#### STORED ROWS
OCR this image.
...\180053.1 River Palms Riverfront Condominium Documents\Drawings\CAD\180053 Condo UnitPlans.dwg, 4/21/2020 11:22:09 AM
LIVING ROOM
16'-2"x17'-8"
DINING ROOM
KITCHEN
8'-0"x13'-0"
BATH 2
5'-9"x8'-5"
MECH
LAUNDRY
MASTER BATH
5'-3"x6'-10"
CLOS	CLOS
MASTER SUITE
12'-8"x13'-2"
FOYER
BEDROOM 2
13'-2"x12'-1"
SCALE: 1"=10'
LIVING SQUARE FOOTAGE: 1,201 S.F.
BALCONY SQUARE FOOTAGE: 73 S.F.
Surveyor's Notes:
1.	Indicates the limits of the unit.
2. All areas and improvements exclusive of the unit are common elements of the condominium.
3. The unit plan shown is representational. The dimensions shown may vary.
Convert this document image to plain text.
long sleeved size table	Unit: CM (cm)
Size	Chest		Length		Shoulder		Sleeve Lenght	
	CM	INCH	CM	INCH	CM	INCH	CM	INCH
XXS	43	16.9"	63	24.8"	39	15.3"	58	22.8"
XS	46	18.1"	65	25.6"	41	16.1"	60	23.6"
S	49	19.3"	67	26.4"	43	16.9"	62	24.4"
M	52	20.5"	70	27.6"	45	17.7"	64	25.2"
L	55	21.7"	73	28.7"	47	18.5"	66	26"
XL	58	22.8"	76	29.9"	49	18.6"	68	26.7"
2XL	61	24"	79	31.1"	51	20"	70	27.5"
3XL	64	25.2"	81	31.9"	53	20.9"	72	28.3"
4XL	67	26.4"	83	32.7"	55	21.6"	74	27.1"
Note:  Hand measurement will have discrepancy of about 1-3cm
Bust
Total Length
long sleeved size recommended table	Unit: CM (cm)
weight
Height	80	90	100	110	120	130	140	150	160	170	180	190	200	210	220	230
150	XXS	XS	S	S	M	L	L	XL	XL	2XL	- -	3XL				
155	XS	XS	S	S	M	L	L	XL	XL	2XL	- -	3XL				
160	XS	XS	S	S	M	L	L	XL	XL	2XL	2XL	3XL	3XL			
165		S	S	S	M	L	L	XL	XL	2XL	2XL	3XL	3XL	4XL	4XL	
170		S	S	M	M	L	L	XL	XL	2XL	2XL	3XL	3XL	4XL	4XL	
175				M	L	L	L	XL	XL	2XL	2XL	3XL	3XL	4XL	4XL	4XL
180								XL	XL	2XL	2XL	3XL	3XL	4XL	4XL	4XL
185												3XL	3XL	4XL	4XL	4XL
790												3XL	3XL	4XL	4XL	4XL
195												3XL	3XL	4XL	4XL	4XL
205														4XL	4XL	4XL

#### WHAT IS ASKED
Retype all the material above precisely, with no line left out.

#### TASK ANSWER
OCR this image.
...\180053.1 River Palms Riverfront Condominium Documents\Drawings\CAD\180053 Condo UnitPlans.dwg, 4/21/2020 11:22:09 AM
LIVING ROOM
16'-2"x17'-8"
DINING ROOM
KITCHEN
8'-0"x13'-0"
BATH 2
5'-9"x8'-5"
MECH
LAUNDRY
MASTER BATH
5'-3"x6'-10"
CLOS	CLOS
MASTER SUITE
12'-8"x13'-2"
FOYER
BEDROOM 2
13'-2"x12'-1"
SCALE: 1"=10'
LIVING SQUARE FOOTAGE: 1,201 S.F.
BALCONY SQUARE FOOTAGE: 73 S.F.
Surveyor's Notes:
1.	Indicates the limits of the unit.
2. All areas and improvements exclusive of the unit are common elements of the condominium.
3. The unit plan shown is representational. The dimensions shown may vary.
Convert this document image to plain text.
long sleeved size table	Unit: CM (cm)
Size	Chest		Length		Shoulder		Sleeve Lenght	
	CM	INCH	CM	INCH	CM	INCH	CM	INCH
XXS	43	16.9"	63	24.8"	39	15.3"	58	22.8"
XS	46	18.1"	65	25.6"	41	16.1"	60	23.6"
S	49	19.3"	67	26.4"	43	16.9"	62	24.4"
M	52	20.5"	70	27.6"	45	17.7"	64	25.2"
L	55	21.7"	73	28.7"	47	18.5"	66	26"
XL	58	22.8"	76	29.9"	49	18.6"	68	26.7"
2XL	61	24"	79	31.1"	51	20"	70	27.5"
3XL	64	25.2"	81	31.9"	53	20.9"	72	28.3"
4XL	67	26.4"	83	32.7"	55	21.6"	74	27.1"
Note:  Hand measurement will have discrepancy of about 1-3cm
Bust
Total Length
long sleeved size recommended table	Unit: CM (cm)
weight
Height	80	90	100	110	120	130	140	150	160	170	180	190	200	210	220	230
150	XXS	XS	S	S	M	L	L	XL	XL	2XL	- -	3XL				
155	XS	XS	S	S	M	L	L	XL	XL	2XL	- -	3XL				
160	XS	XS	S	S	M	L	L	XL	XL	2XL	2XL	3XL	3XL			
165		S	S	S	M	L	L	XL	XL	2XL	2XL	3XL	3XL	4XL	4XL	
170		S	S	M	M	L	L	XL	XL	2XL	2XL	3XL	3XL	4XL	4XL	
175				M	L	L	L	XL	XL	2XL	2XL	3XL	3XL	4XL	4XL	4XL
180								XL	XL	2XL	2XL	3XL	3XL	4XL	4XL	4XL
185												3XL	3XL	4XL	4XL	4XL
790												3XL	3XL	4XL	4XL	4XL
195												3XL	3XL	4XL	4XL	4XL
205														4XL	4XL	4XL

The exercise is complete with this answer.